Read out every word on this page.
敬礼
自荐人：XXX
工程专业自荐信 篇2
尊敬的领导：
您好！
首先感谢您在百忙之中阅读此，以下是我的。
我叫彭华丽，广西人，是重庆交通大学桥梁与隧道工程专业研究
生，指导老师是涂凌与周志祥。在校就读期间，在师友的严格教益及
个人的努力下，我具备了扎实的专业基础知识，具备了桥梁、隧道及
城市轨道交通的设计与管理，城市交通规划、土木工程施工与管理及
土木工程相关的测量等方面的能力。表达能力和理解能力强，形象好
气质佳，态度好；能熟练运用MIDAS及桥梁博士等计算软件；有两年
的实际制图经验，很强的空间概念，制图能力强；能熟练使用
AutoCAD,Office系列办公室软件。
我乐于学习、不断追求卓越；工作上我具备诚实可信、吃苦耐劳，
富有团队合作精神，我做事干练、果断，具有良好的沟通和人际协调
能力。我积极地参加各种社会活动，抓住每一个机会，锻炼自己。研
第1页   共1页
++++++
__Brief__
Every line of the records above needs to be given again exactly.

__Right answer__
Read out every word on this page.
敬礼
自荐人：XXX
工程专业自荐信 篇2
尊敬的领导：
您好！
首先感谢您在百忙之中阅读此，以下是我的。
我叫彭华丽，广西人，是重庆交通大学桥梁与隧道工程专业研究
生，指导老师是涂凌与周志祥。在校就读期间，在师友的严格教益及
个人的努力下，我具备了扎实的专业基础知识，具备了桥梁、隧道及
城市轨道交通的设计与管理，城市交通规划、土木工程施工与管理及
土木工程相关的测量等方面的能力。表达能力和理解能力强，形象好
气质佳，态度好；能熟练运用MIDAS及桥梁博士等计算软件；有两年
的实际制图经验，很强的空间概念，制图能力强；能熟练使用
AutoCAD,Office系列办公室软件。
我乐于学习、不断追求卓越；工作上我具备诚实可信、吃苦耐劳，
富有团队合作精神，我做事干练、果断，具有良好的沟通和人际协调
能力。我积极地参加各种社会活动，抓住每一个机会，锻炼自己。研
第1页   共1页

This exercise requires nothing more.